*** Data listing

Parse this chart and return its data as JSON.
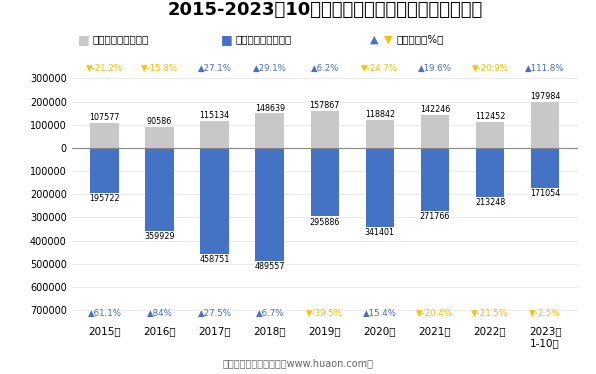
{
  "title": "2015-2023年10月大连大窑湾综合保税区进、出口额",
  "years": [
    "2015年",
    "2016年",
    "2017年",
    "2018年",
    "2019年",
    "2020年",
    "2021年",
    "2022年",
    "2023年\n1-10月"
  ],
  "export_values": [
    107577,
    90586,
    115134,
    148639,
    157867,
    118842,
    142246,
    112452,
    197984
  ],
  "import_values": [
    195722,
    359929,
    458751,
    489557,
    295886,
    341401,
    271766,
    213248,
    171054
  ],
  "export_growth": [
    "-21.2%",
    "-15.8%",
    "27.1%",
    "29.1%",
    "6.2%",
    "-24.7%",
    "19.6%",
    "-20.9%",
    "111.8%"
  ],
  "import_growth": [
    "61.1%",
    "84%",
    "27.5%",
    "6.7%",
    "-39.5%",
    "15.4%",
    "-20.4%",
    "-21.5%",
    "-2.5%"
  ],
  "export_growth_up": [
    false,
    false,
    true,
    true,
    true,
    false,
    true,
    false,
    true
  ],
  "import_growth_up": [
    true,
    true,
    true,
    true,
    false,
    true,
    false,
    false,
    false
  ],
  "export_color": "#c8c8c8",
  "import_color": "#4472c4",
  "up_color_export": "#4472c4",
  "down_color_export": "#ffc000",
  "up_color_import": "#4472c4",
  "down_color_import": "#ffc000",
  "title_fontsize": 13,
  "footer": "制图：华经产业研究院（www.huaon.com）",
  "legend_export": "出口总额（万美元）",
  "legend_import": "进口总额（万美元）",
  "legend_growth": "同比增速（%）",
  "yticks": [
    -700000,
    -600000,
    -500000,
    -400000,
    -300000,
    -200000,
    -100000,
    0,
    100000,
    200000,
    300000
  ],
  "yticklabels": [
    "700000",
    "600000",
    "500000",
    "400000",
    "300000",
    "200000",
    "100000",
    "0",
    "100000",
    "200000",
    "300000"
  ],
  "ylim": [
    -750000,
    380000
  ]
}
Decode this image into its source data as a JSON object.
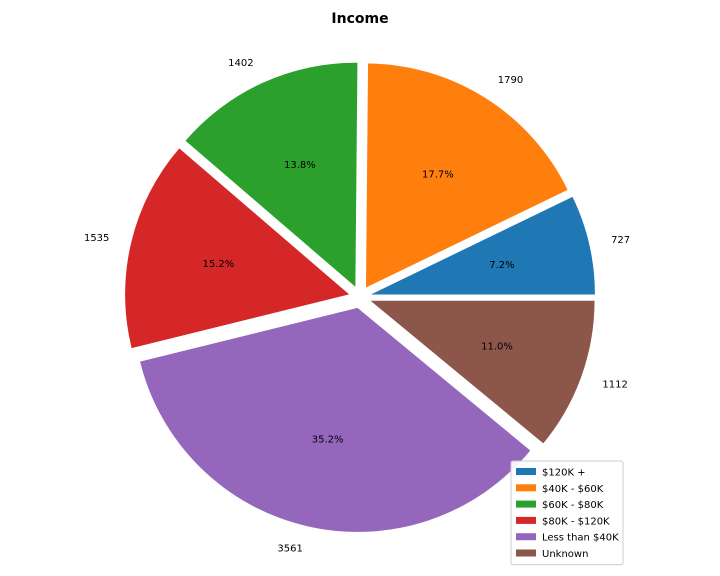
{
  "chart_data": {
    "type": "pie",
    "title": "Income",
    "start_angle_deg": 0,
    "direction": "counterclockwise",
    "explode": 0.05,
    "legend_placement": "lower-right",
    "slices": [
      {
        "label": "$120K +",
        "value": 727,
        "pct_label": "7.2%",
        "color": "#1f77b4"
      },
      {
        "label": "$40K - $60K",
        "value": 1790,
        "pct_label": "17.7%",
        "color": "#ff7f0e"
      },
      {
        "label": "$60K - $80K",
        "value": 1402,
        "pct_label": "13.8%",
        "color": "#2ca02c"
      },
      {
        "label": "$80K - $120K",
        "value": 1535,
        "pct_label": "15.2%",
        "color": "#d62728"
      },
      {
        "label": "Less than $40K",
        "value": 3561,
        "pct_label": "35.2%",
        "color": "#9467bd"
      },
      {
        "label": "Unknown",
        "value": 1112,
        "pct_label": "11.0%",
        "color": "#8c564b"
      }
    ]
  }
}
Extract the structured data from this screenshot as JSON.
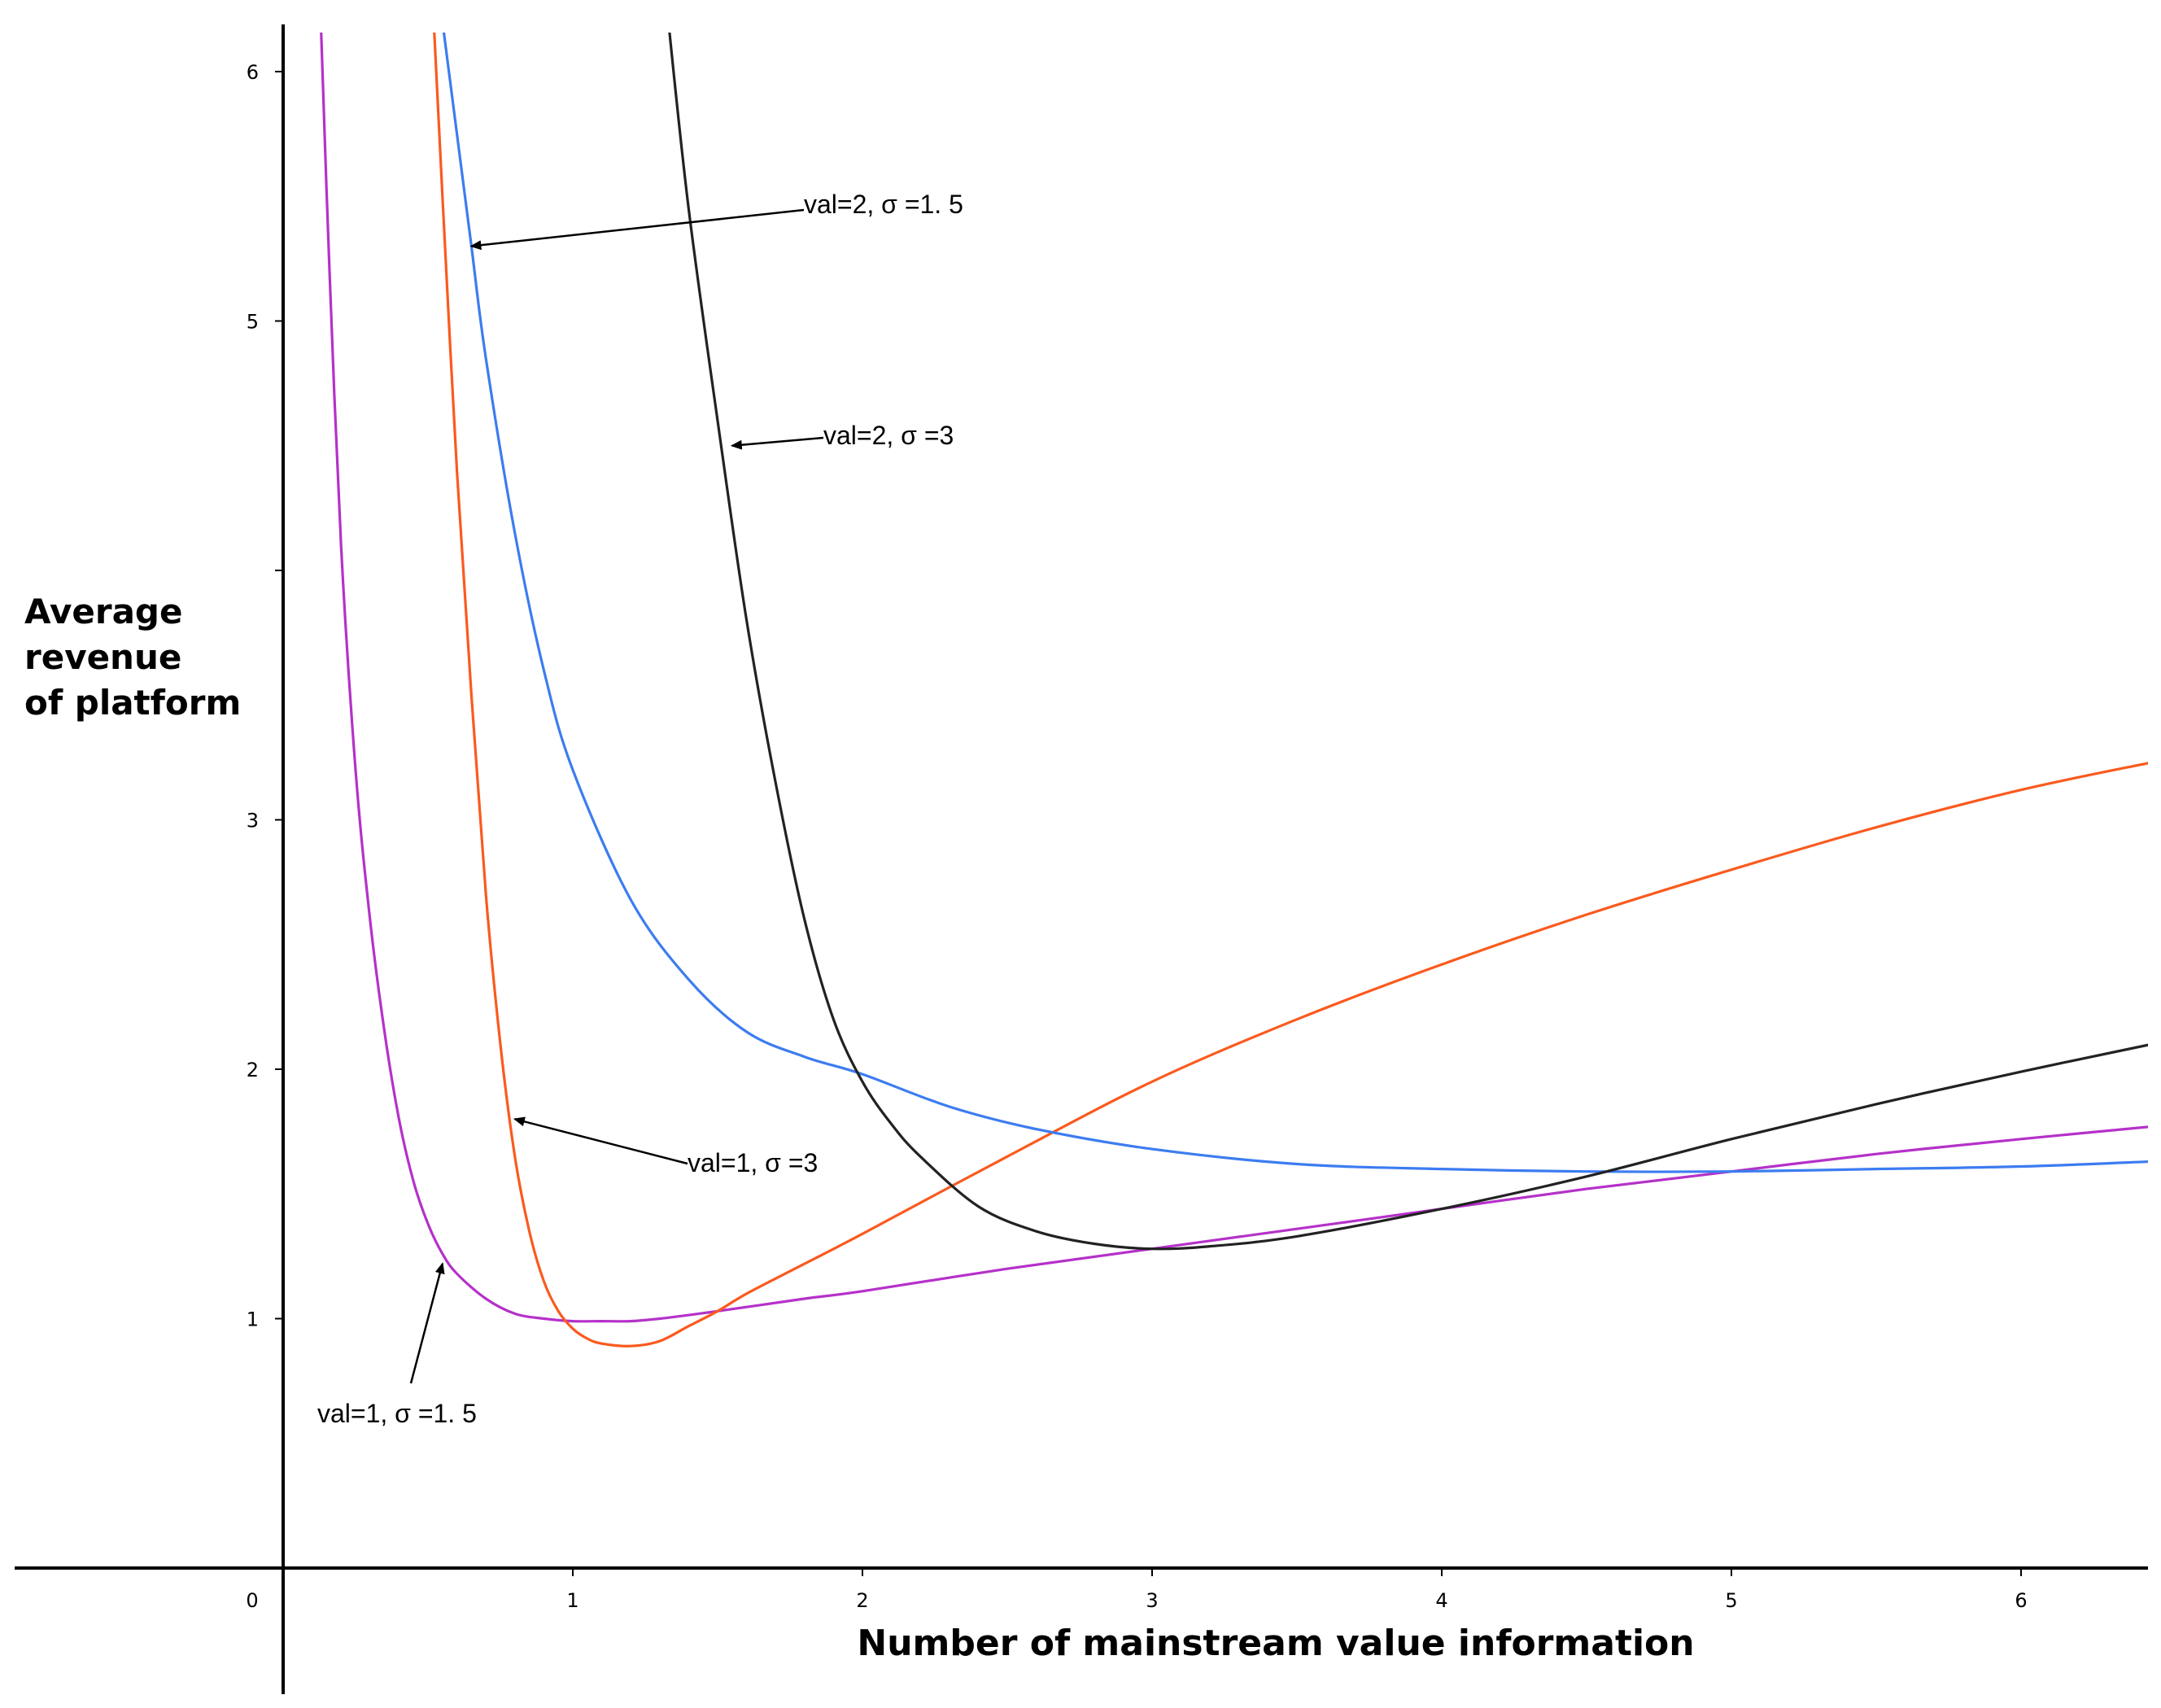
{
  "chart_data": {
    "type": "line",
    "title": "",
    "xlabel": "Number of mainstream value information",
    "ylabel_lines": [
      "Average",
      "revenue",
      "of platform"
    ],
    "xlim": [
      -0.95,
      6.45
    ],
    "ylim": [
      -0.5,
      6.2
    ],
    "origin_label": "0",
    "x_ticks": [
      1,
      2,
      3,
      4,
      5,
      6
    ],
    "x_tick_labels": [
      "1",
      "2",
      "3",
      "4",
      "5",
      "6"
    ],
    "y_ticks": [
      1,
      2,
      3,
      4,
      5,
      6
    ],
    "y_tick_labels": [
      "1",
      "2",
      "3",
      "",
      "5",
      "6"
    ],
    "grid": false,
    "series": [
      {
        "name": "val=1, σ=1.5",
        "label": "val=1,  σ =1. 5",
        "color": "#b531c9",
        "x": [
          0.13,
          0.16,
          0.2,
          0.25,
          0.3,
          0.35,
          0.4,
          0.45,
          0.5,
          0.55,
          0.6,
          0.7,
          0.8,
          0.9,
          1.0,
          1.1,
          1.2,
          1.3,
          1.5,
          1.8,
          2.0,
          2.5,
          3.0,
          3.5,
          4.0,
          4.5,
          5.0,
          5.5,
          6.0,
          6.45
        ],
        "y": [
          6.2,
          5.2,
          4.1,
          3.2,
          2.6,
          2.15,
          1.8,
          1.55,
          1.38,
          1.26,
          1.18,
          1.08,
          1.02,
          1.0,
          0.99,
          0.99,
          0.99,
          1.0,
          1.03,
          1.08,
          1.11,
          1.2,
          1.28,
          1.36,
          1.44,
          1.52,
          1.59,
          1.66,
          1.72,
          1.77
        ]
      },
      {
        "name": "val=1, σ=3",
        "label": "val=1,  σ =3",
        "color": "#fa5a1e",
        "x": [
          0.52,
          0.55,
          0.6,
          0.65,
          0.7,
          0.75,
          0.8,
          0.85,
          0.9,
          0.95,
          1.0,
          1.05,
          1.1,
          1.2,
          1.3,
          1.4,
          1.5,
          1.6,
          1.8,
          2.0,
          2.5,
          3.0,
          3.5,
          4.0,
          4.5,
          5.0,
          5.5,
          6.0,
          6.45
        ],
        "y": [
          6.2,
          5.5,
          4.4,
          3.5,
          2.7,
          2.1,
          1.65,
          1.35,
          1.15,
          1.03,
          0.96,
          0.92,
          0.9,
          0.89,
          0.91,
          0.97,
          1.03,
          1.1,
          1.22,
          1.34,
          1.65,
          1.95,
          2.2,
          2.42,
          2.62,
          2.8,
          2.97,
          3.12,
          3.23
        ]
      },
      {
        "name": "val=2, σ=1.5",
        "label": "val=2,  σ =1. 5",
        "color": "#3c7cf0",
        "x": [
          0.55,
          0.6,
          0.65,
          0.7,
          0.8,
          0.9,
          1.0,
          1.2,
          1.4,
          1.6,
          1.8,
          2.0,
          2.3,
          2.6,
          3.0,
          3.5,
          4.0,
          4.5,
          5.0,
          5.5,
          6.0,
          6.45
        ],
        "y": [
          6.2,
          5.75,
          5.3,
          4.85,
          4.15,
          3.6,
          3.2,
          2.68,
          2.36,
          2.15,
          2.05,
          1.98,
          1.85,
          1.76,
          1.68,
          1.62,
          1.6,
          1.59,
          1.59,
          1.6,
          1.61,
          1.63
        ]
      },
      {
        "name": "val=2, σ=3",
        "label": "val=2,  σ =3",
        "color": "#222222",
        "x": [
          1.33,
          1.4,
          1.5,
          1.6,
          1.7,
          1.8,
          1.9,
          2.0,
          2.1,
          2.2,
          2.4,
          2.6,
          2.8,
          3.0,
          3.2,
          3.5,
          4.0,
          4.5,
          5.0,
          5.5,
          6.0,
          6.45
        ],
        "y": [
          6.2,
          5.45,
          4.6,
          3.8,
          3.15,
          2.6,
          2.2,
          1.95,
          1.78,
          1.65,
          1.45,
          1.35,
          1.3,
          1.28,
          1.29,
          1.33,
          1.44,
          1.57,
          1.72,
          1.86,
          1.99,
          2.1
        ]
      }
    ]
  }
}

******

▶ _Stated task_
Will you set down the records word for word while leaving out every picture?

▶ _Answer to the problem_
Parse this chart and return its data as JSON.
{
  "title": "2015-2023年10月大连大窑湾综合保税区进、出口额",
  "years": [
    "2015年",
    "2016年",
    "2017年",
    "2018年",
    "2019年",
    "2020年",
    "2021年",
    "2022年",
    "2023年\n1-10月"
  ],
  "export_values": [
    107577,
    90586,
    115134,
    148639,
    157867,
    118842,
    142246,
    112452,
    197984
  ],
  "import_values": [
    195722,
    359929,
    458751,
    489557,
    295886,
    341401,
    271766,
    213248,
    171054
  ],
  "export_growth": [
    "-21.2%",
    "-15.8%",
    "27.1%",
    "29.1%",
    "6.2%",
    "-24.7%",
    "19.6%",
    "-20.9%",
    "111.8%"
  ],
  "import_growth": [
    "61.1%",
    "84%",
    "27.5%",
    "6.7%",
    "-39.5%",
    "15.4%",
    "-20.4%",
    "-21.5%",
    "-2.5%"
  ],
  "export_growth_up": [
    false,
    false,
    true,
    true,
    true,
    false,
    true,
    false,
    true
  ],
  "import_growth_up": [
    true,
    true,
    true,
    true,
    false,
    true,
    false,
    false,
    false
  ],
  "export_color": "#c8c8c8",
  "import_color": "#4472c4",
  "up_color_export": "#4472c4",
  "down_color_export": "#ffc000",
  "up_color_import": "#4472c4",
  "down_color_import": "#ffc000",
  "title_fontsize": 13,
  "footer": "制图：华经产业研究院（www.huaon.com）",
  "legend_export": "出口总额（万美元）",
  "legend_import": "进口总额（万美元）",
  "legend_growth": "同比增速（%）",
  "yticks": [
    -700000,
    -600000,
    -500000,
    -400000,
    -300000,
    -200000,
    -100000,
    0,
    100000,
    200000,
    300000
  ],
  "yticklabels": [
    "700000",
    "600000",
    "500000",
    "400000",
    "300000",
    "200000",
    "100000",
    "0",
    "100000",
    "200000",
    "300000"
  ],
  "ylim": [
    -750000,
    380000
  ]
}
Decode this image into its source data as a JSON object.
{
  "chart_data": {
    "type": "pie",
    "title": "Income",
    "start_angle_deg": 0,
    "direction": "counterclockwise",
    "explode": 0.05,
    "legend_placement": "lower-right",
    "slices": [
      {
        "label": "$120K +",
        "value": 727,
        "pct_label": "7.2%",
        "color": "#1f77b4"
      },
      {
        "label": "$40K - $60K",
        "value": 1790,
        "pct_label": "17.7%",
        "color": "#ff7f0e"
      },
      {
        "label": "$60K - $80K",
        "value": 1402,
        "pct_label": "13.8%",
        "color": "#2ca02c"
      },
      {
        "label": "$80K - $120K",
        "value": 1535,
        "pct_label": "15.2%",
        "color": "#d62728"
      },
      {
        "label": "Less than $40K",
        "value": 3561,
        "pct_label": "35.2%",
        "color": "#9467bd"
      },
      {
        "label": "Unknown",
        "value": 1112,
        "pct_label": "11.0%",
        "color": "#8c564b"
      }
    ]
  }
}
Extract the structured data from this screenshot as JSON.
{
  "chart_data": {
    "type": "line",
    "title": "",
    "xlabel": "Number of mainstream value information",
    "ylabel_lines": [
      "Average",
      "revenue",
      "of platform"
    ],
    "xlim": [
      -0.95,
      6.45
    ],
    "ylim": [
      -0.5,
      6.2
    ],
    "origin_label": "0",
    "x_ticks": [
      1,
      2,
      3,
      4,
      5,
      6
    ],
    "x_tick_labels": [
      "1",
      "2",
      "3",
      "4",
      "5",
      "6"
    ],
    "y_ticks": [
      1,
      2,
      3,
      4,
      5,
      6
    ],
    "y_tick_labels": [
      "1",
      "2",
      "3",
      "",
      "5",
      "6"
    ],
    "grid": false,
    "series": [
      {
        "name": "val=1, σ=1.5",
        "label": "val=1,  σ =1. 5",
        "color": "#b531c9",
        "x": [
          0.13,
          0.16,
          0.2,
          0.25,
          0.3,
          0.35,
          0.4,
          0.45,
          0.5,
          0.55,
          0.6,
          0.7,
          0.8,
          0.9,
          1.0,
          1.1,
          1.2,
          1.3,
          1.5,
          1.8,
          2.0,
          2.5,
          3.0,
          3.5,
          4.0,
          4.5,
          5.0,
          5.5,
          6.0,
          6.45
        ],
        "y": [
          6.2,
          5.2,
          4.1,
          3.2,
          2.6,
          2.15,
          1.8,
          1.55,
          1.38,
          1.26,
          1.18,
          1.08,
          1.02,
          1.0,
          0.99,
          0.99,
          0.99,
          1.0,
          1.03,
          1.08,
          1.11,
          1.2,
          1.28,
          1.36,
          1.44,
          1.52,
          1.59,
          1.66,
          1.72,
          1.77
        ]
      },
      {
        "name": "val=1, σ=3",
        "label": "val=1,  σ =3",
        "color": "#fa5a1e",
        "x": [
          0.52,
          0.55,
          0.6,
          0.65,
          0.7,
          0.75,
          0.8,
          0.85,
          0.9,
          0.95,
          1.0,
          1.05,
          1.1,
          1.2,
          1.3,
          1.4,
          1.5,
          1.6,
          1.8,
          2.0,
          2.5,
          3.0,
          3.5,
          4.0,
          4.5,
          5.0,
          5.5,
          6.0,
          6.45
        ],
        "y": [
          6.2,
          5.5,
          4.4,
          3.5,
          2.7,
          2.1,
          1.65,
          1.35,
          1.15,
          1.03,
          0.96,
          0.92,
          0.9,
          0.89,
          0.91,
          0.97,
          1.03,
          1.1,
          1.22,
          1.34,
          1.65,
          1.95,
          2.2,
          2.42,
          2.62,
          2.8,
          2.97,
          3.12,
          3.23
        ]
      },
      {
        "name": "val=2, σ=1.5",
        "label": "val=2,  σ =1. 5",
        "color": "#3c7cf0",
        "x": [
          0.55,
          0.6,
          0.65,
          0.7,
          0.8,
          0.9,
          1.0,
          1.2,
          1.4,
          1.6,
          1.8,
          2.0,
          2.3,
          2.6,
          3.0,
          3.5,
          4.0,
          4.5,
          5.0,
          5.5,
          6.0,
          6.45
        ],
        "y": [
          6.2,
          5.75,
          5.3,
          4.85,
          4.15,
          3.6,
          3.2,
          2.68,
          2.36,
          2.15,
          2.05,
          1.98,
          1.85,
          1.76,
          1.68,
          1.62,
          1.6,
          1.59,
          1.59,
          1.6,
          1.61,
          1.63
        ]
      },
      {
        "name": "val=2, σ=3",
        "label": "val=2,  σ =3",
        "color": "#222222",
        "x": [
          1.33,
          1.4,
          1.5,
          1.6,
          1.7,
          1.8,
          1.9,
          2.0,
          2.1,
          2.2,
          2.4,
          2.6,
          2.8,
          3.0,
          3.2,
          3.5,
          4.0,
          4.5,
          5.0,
          5.5,
          6.0,
          6.45
        ],
        "y": [
          6.2,
          5.45,
          4.6,
          3.8,
          3.15,
          2.6,
          2.2,
          1.95,
          1.78,
          1.65,
          1.45,
          1.35,
          1.3,
          1.28,
          1.29,
          1.33,
          1.44,
          1.57,
          1.72,
          1.86,
          1.99,
          2.1
        ]
      }
    ]
  }
}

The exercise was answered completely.